_Exercise_. Repeat every record below exactly, but leave out any pictures.
..........
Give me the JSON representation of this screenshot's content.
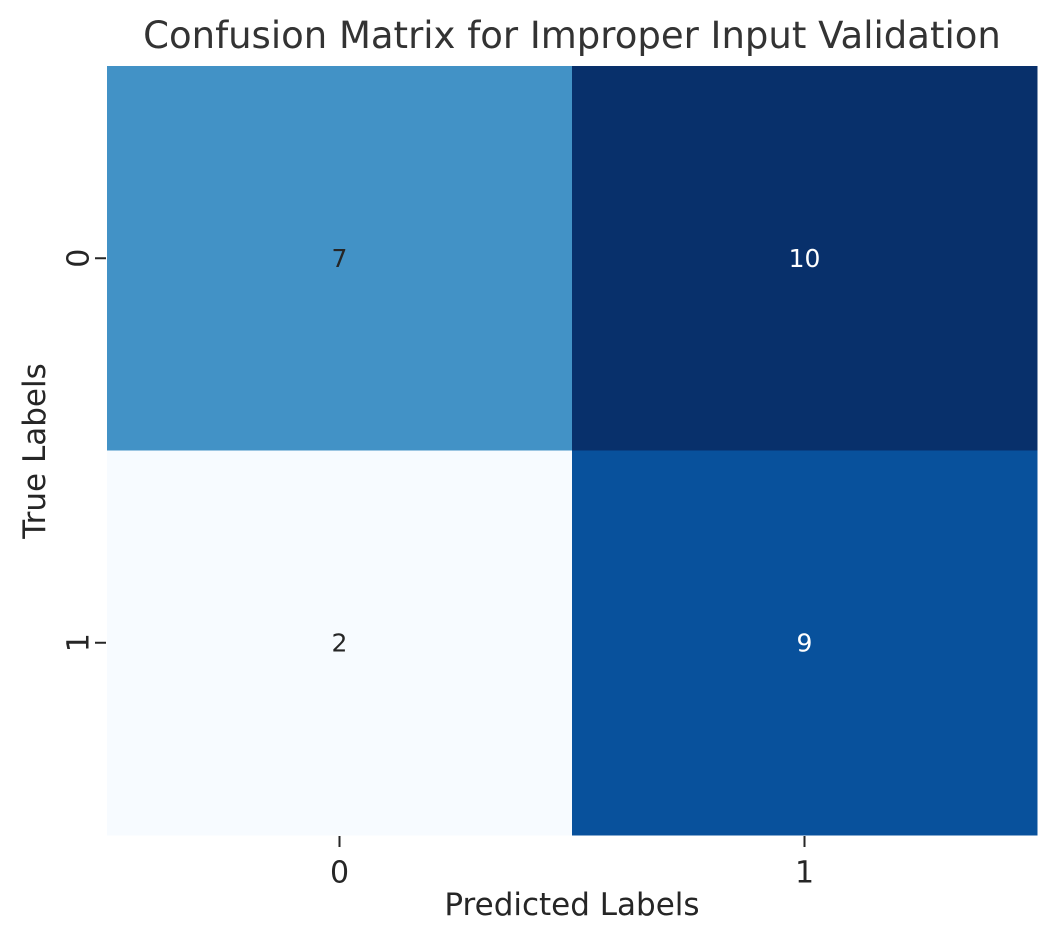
{
  "chart_data": {
    "type": "heatmap",
    "title": "Confusion Matrix for Improper Input Validation",
    "xlabel": "Predicted Labels",
    "ylabel": "True Labels",
    "x_categories": [
      "0",
      "1"
    ],
    "y_categories": [
      "0",
      "1"
    ],
    "values": [
      [
        7,
        10
      ],
      [
        2,
        9
      ]
    ],
    "colormap": "Blues",
    "colorbar": false,
    "value_range": [
      2,
      10
    ],
    "colors": {
      "low": "#f7fbff",
      "high": "#08306b",
      "text_dark": "#262626",
      "text_light": "#ffffff",
      "label_text": "#262626",
      "title_text": "#333333"
    }
  }
}
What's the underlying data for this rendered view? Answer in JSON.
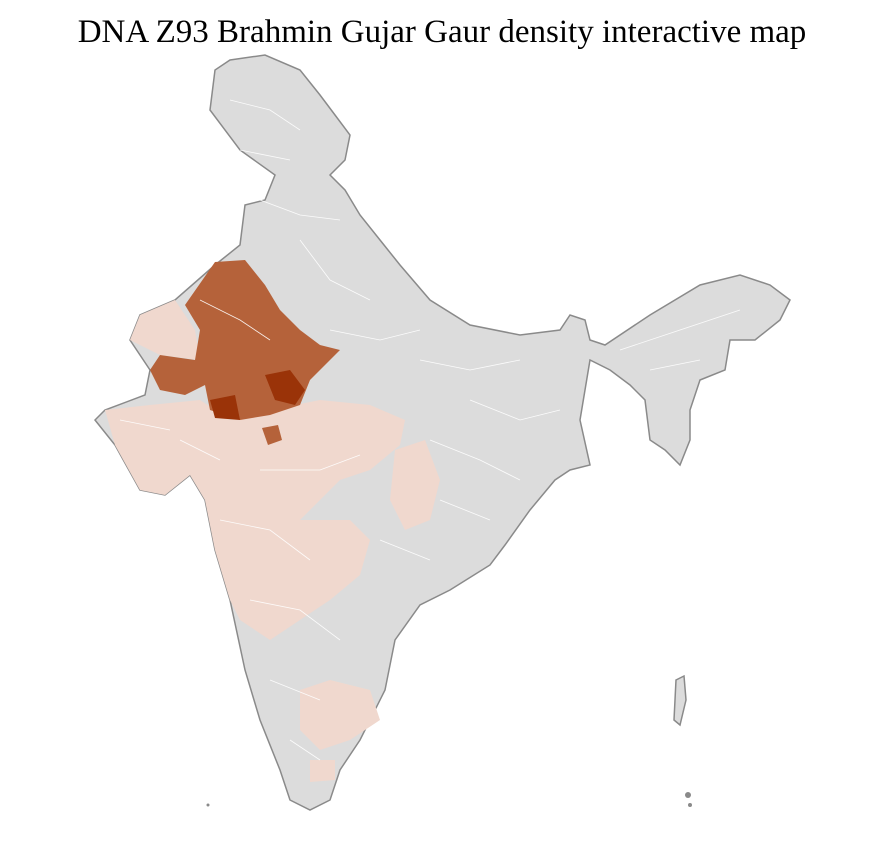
{
  "title": "DNA Z93 Brahmin Gujar Gaur density interactive map"
}
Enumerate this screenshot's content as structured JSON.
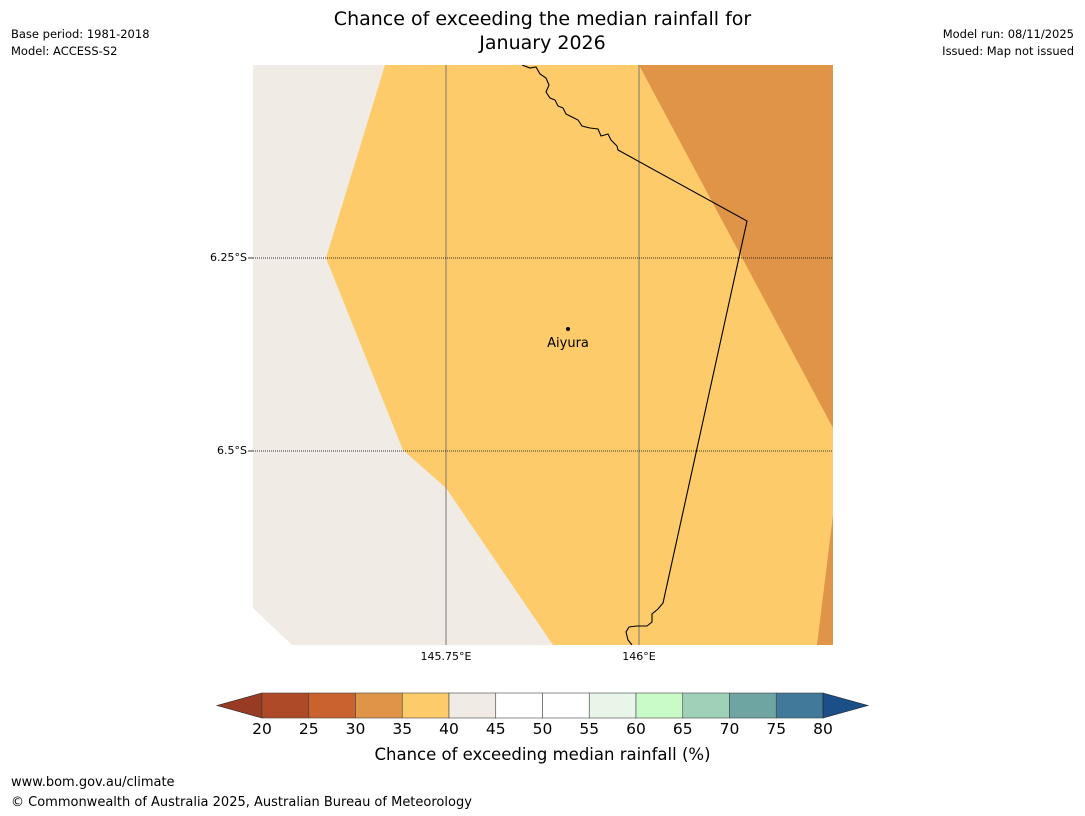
{
  "header": {
    "title_line1": "Chance of exceeding the median rainfall for",
    "title_line2": "January 2026",
    "base_period": "Base period: 1981-2018",
    "model": "Model: ACCESS-S2",
    "model_run": "Model run: 08/11/2025",
    "issued": "Issued: Map not issued"
  },
  "map": {
    "lat_labels": [
      "6.25°S",
      "6.5°S"
    ],
    "lon_labels": [
      "145.75°E",
      "146°E"
    ],
    "place": "Aiyura",
    "colors": {
      "background": "#f0ebe5",
      "band_35_40": "#fdcb69",
      "band_30_35": "#e09448"
    }
  },
  "colorbar": {
    "title": "Chance of exceeding median rainfall (%)",
    "ticks": [
      "20",
      "25",
      "30",
      "35",
      "40",
      "45",
      "50",
      "55",
      "60",
      "65",
      "70",
      "75",
      "80"
    ],
    "colors": [
      "#ae4a28",
      "#ca622f",
      "#e09448",
      "#fdcb69",
      "#f0ebe5",
      "#ffffff",
      "#ffffff",
      "#e8f5e8",
      "#c9fbc9",
      "#9fd1b9",
      "#6ea5a3",
      "#41799a"
    ],
    "under_color": "#993a24",
    "over_color": "#1a4f87"
  },
  "footer": {
    "url": "www.bom.gov.au/climate",
    "copyright": "© Commonwealth of Australia 2025, Australian Bureau of Meteorology"
  }
}
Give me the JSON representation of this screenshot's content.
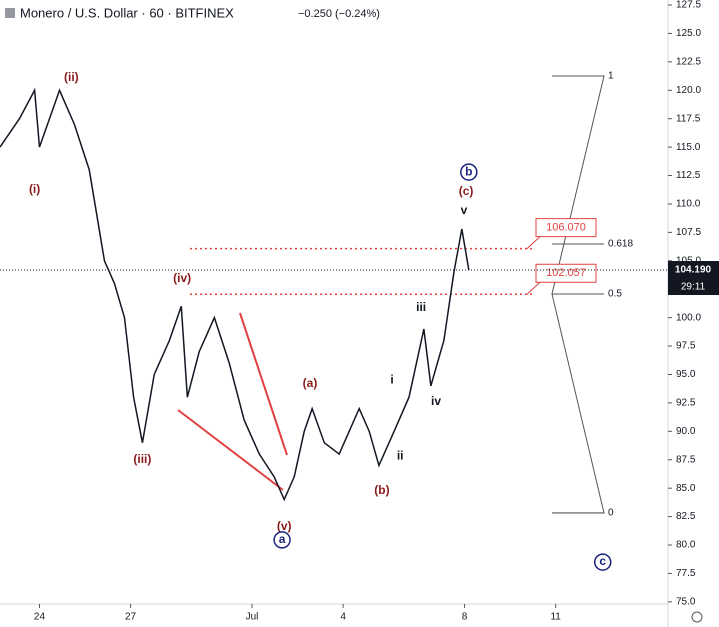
{
  "header": {
    "symbol": "Monero / U.S. Dollar · 60 · BITFINEX",
    "change": "−0.250 (−0.24%)"
  },
  "chart_data": {
    "type": "line",
    "color": "#131722",
    "x": [
      -1.3,
      -0.66,
      -0.16,
      0,
      0.66,
      1.15,
      1.64,
      2.14,
      2.47,
      2.8,
      3.1,
      3.39,
      3.78,
      4.28,
      4.67,
      4.87,
      5.26,
      5.76,
      6.25,
      6.74,
      7.24,
      7.73,
      8.06,
      8.39,
      8.72,
      8.98,
      9.38,
      9.87,
      10.53,
      10.86,
      11.18,
      11.68,
      12.17,
      12.66,
      12.89,
      13.32,
      13.65,
      13.91,
      14.14
    ],
    "values": [
      115,
      117.5,
      120,
      115,
      120,
      117,
      113,
      105,
      103,
      100,
      93,
      89,
      95,
      98,
      101,
      93,
      97,
      100,
      96,
      91,
      88,
      86,
      84,
      86,
      90,
      92,
      89,
      88,
      92,
      90,
      87,
      90,
      93,
      99,
      94,
      98,
      104,
      107.8,
      104.19
    ],
    "xlim": [
      -1.3,
      20.7
    ],
    "ylim": [
      74.9,
      127.94
    ],
    "xticks": [
      {
        "value": 0,
        "label": "24"
      },
      {
        "value": 3,
        "label": "27"
      },
      {
        "value": 7,
        "label": "Jul"
      },
      {
        "value": 10,
        "label": "4"
      },
      {
        "value": 14,
        "label": "8"
      },
      {
        "value": 17,
        "label": "11"
      }
    ],
    "yticks": [
      {
        "value": 75,
        "label": "75.0"
      },
      77.5,
      {
        "value": 80,
        "label": "80.0"
      },
      82.5,
      {
        "value": 85,
        "label": "85.0"
      },
      87.5,
      {
        "value": 90,
        "label": "90.0"
      },
      92.5,
      {
        "value": 95,
        "label": "95.0"
      },
      97.5,
      {
        "value": 100,
        "label": "100.0"
      },
      102.5,
      {
        "value": 105,
        "label": "105.0"
      },
      107.5,
      {
        "value": 110,
        "label": "110.0"
      },
      112.5,
      {
        "value": 115,
        "label": "115.0"
      },
      117.5,
      {
        "value": 120,
        "label": "120.0"
      },
      122.5,
      {
        "value": 125,
        "label": "125.0"
      },
      127.5
    ],
    "last_price": {
      "value": 104.19,
      "label": "104.190"
    },
    "countdown": "29:11",
    "fib_levels": [
      {
        "ratio": 1,
        "price": 121.26
      },
      {
        "ratio": 0.618,
        "price": 106.48
      },
      {
        "ratio": 0.5,
        "price": 102.08
      },
      {
        "ratio": 0,
        "price": 82.83
      }
    ],
    "targets": [
      {
        "value": 106.07,
        "label": "106.070"
      },
      {
        "value": 102.057,
        "label": "102.057"
      }
    ],
    "wave_labels": [
      {
        "text": "(ii)",
        "x": 1.05,
        "y": 121.08,
        "style": "red"
      },
      {
        "text": "(i)",
        "x": -0.16,
        "y": 111.23,
        "style": "red"
      },
      {
        "text": "(iii)",
        "x": 3.39,
        "y": 87.49,
        "style": "red"
      },
      {
        "text": "(iv)",
        "x": 4.7,
        "y": 103.4,
        "style": "red"
      },
      {
        "text": "(v)",
        "x": 8.06,
        "y": 81.59,
        "style": "red"
      },
      {
        "text": "(a)",
        "x": 8.91,
        "y": 94.17,
        "style": "red"
      },
      {
        "text": "(b)",
        "x": 11.28,
        "y": 84.76,
        "style": "red"
      },
      {
        "text": "(c)",
        "x": 14.05,
        "y": 111.06,
        "style": "red"
      },
      {
        "text": "v",
        "x": 13.98,
        "y": 109.4,
        "style": "black"
      },
      {
        "text": "iii",
        "x": 12.57,
        "y": 100.85,
        "style": "black"
      },
      {
        "text": "i",
        "x": 11.61,
        "y": 94.5,
        "style": "black"
      },
      {
        "text": "iv",
        "x": 13.06,
        "y": 92.6,
        "style": "black"
      },
      {
        "text": "ii",
        "x": 11.88,
        "y": 87.8,
        "style": "black"
      },
      {
        "text": "a",
        "x": 7.99,
        "y": 80.45,
        "style": "circle"
      },
      {
        "text": "b",
        "x": 14.14,
        "y": 112.8,
        "style": "circle"
      },
      {
        "text": "c",
        "x": 18.55,
        "y": 78.5,
        "style": "circle"
      }
    ]
  }
}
..........
_Result_.
Give me the JSON representation of this screenshot's content.
{
  "chart_data": {
    "type": "heatmap",
    "title": "Confusion Matrix for Improper Input Validation",
    "xlabel": "Predicted Labels",
    "ylabel": "True Labels",
    "x_categories": [
      "0",
      "1"
    ],
    "y_categories": [
      "0",
      "1"
    ],
    "values": [
      [
        7,
        10
      ],
      [
        2,
        9
      ]
    ],
    "colormap": "Blues",
    "colorbar": false,
    "value_range": [
      2,
      10
    ],
    "colors": {
      "low": "#f7fbff",
      "high": "#08306b",
      "text_dark": "#262626",
      "text_light": "#ffffff",
      "label_text": "#262626",
      "title_text": "#333333"
    }
  }
}
What's the underlying data for this rendered view? Answer in JSON.
{
  "title": "DNA Z93 Brahmin Gujar Gaur density interactive map"
}
Enumerate this screenshot's content as structured JSON.
{
  "header": {
    "title_line1": "Chance of exceeding the median rainfall for",
    "title_line2": "January 2026",
    "base_period": "Base period: 1981-2018",
    "model": "Model: ACCESS-S2",
    "model_run": "Model run: 08/11/2025",
    "issued": "Issued: Map not issued"
  },
  "map": {
    "lat_labels": [
      "6.25°S",
      "6.5°S"
    ],
    "lon_labels": [
      "145.75°E",
      "146°E"
    ],
    "place": "Aiyura",
    "colors": {
      "background": "#f0ebe5",
      "band_35_40": "#fdcb69",
      "band_30_35": "#e09448"
    }
  },
  "colorbar": {
    "title": "Chance of exceeding median rainfall (%)",
    "ticks": [
      "20",
      "25",
      "30",
      "35",
      "40",
      "45",
      "50",
      "55",
      "60",
      "65",
      "70",
      "75",
      "80"
    ],
    "colors": [
      "#ae4a28",
      "#ca622f",
      "#e09448",
      "#fdcb69",
      "#f0ebe5",
      "#ffffff",
      "#ffffff",
      "#e8f5e8",
      "#c9fbc9",
      "#9fd1b9",
      "#6ea5a3",
      "#41799a"
    ],
    "under_color": "#993a24",
    "over_color": "#1a4f87"
  },
  "footer": {
    "url": "www.bom.gov.au/climate",
    "copyright": "© Commonwealth of Australia 2025, Australian Bureau of Meteorology"
  }
}
Give me the JSON representation of this screenshot's content.
{
  "header": {
    "symbol": "Monero / U.S. Dollar · 60 · BITFINEX",
    "change": "−0.250 (−0.24%)"
  },
  "chart_data": {
    "type": "line",
    "color": "#131722",
    "x": [
      -1.3,
      -0.66,
      -0.16,
      0,
      0.66,
      1.15,
      1.64,
      2.14,
      2.47,
      2.8,
      3.1,
      3.39,
      3.78,
      4.28,
      4.67,
      4.87,
      5.26,
      5.76,
      6.25,
      6.74,
      7.24,
      7.73,
      8.06,
      8.39,
      8.72,
      8.98,
      9.38,
      9.87,
      10.53,
      10.86,
      11.18,
      11.68,
      12.17,
      12.66,
      12.89,
      13.32,
      13.65,
      13.91,
      14.14
    ],
    "values": [
      115,
      117.5,
      120,
      115,
      120,
      117,
      113,
      105,
      103,
      100,
      93,
      89,
      95,
      98,
      101,
      93,
      97,
      100,
      96,
      91,
      88,
      86,
      84,
      86,
      90,
      92,
      89,
      88,
      92,
      90,
      87,
      90,
      93,
      99,
      94,
      98,
      104,
      107.8,
      104.19
    ],
    "xlim": [
      -1.3,
      20.7
    ],
    "ylim": [
      74.9,
      127.94
    ],
    "xticks": [
      {
        "value": 0,
        "label": "24"
      },
      {
        "value": 3,
        "label": "27"
      },
      {
        "value": 7,
        "label": "Jul"
      },
      {
        "value": 10,
        "label": "4"
      },
      {
        "value": 14,
        "label": "8"
      },
      {
        "value": 17,
        "label": "11"
      }
    ],
    "yticks": [
      {
        "value": 75,
        "label": "75.0"
      },
      77.5,
      {
        "value": 80,
        "label": "80.0"
      },
      82.5,
      {
        "value": 85,
        "label": "85.0"
      },
      87.5,
      {
        "value": 90,
        "label": "90.0"
      },
      92.5,
      {
        "value": 95,
        "label": "95.0"
      },
      97.5,
      {
        "value": 100,
        "label": "100.0"
      },
      102.5,
      {
        "value": 105,
        "label": "105.0"
      },
      107.5,
      {
        "value": 110,
        "label": "110.0"
      },
      112.5,
      {
        "value": 115,
        "label": "115.0"
      },
      117.5,
      {
        "value": 120,
        "label": "120.0"
      },
      122.5,
      {
        "value": 125,
        "label": "125.0"
      },
      127.5
    ],
    "last_price": {
      "value": 104.19,
      "label": "104.190"
    },
    "countdown": "29:11",
    "fib_levels": [
      {
        "ratio": 1,
        "price": 121.26
      },
      {
        "ratio": 0.618,
        "price": 106.48
      },
      {
        "ratio": 0.5,
        "price": 102.08
      },
      {
        "ratio": 0,
        "price": 82.83
      }
    ],
    "targets": [
      {
        "value": 106.07,
        "label": "106.070"
      },
      {
        "value": 102.057,
        "label": "102.057"
      }
    ],
    "wave_labels": [
      {
        "text": "(ii)",
        "x": 1.05,
        "y": 121.08,
        "style": "red"
      },
      {
        "text": "(i)",
        "x": -0.16,
        "y": 111.23,
        "style": "red"
      },
      {
        "text": "(iii)",
        "x": 3.39,
        "y": 87.49,
        "style": "red"
      },
      {
        "text": "(iv)",
        "x": 4.7,
        "y": 103.4,
        "style": "red"
      },
      {
        "text": "(v)",
        "x": 8.06,
        "y": 81.59,
        "style": "red"
      },
      {
        "text": "(a)",
        "x": 8.91,
        "y": 94.17,
        "style": "red"
      },
      {
        "text": "(b)",
        "x": 11.28,
        "y": 84.76,
        "style": "red"
      },
      {
        "text": "(c)",
        "x": 14.05,
        "y": 111.06,
        "style": "red"
      },
      {
        "text": "v",
        "x": 13.98,
        "y": 109.4,
        "style": "black"
      },
      {
        "text": "iii",
        "x": 12.57,
        "y": 100.85,
        "style": "black"
      },
      {
        "text": "i",
        "x": 11.61,
        "y": 94.5,
        "style": "black"
      },
      {
        "text": "iv",
        "x": 13.06,
        "y": 92.6,
        "style": "black"
      },
      {
        "text": "ii",
        "x": 11.88,
        "y": 87.8,
        "style": "black"
      },
      {
        "text": "a",
        "x": 7.99,
        "y": 80.45,
        "style": "circle"
      },
      {
        "text": "b",
        "x": 14.14,
        "y": 112.8,
        "style": "circle"
      },
      {
        "text": "c",
        "x": 18.55,
        "y": 78.5,
        "style": "circle"
      }
    ]
  }
}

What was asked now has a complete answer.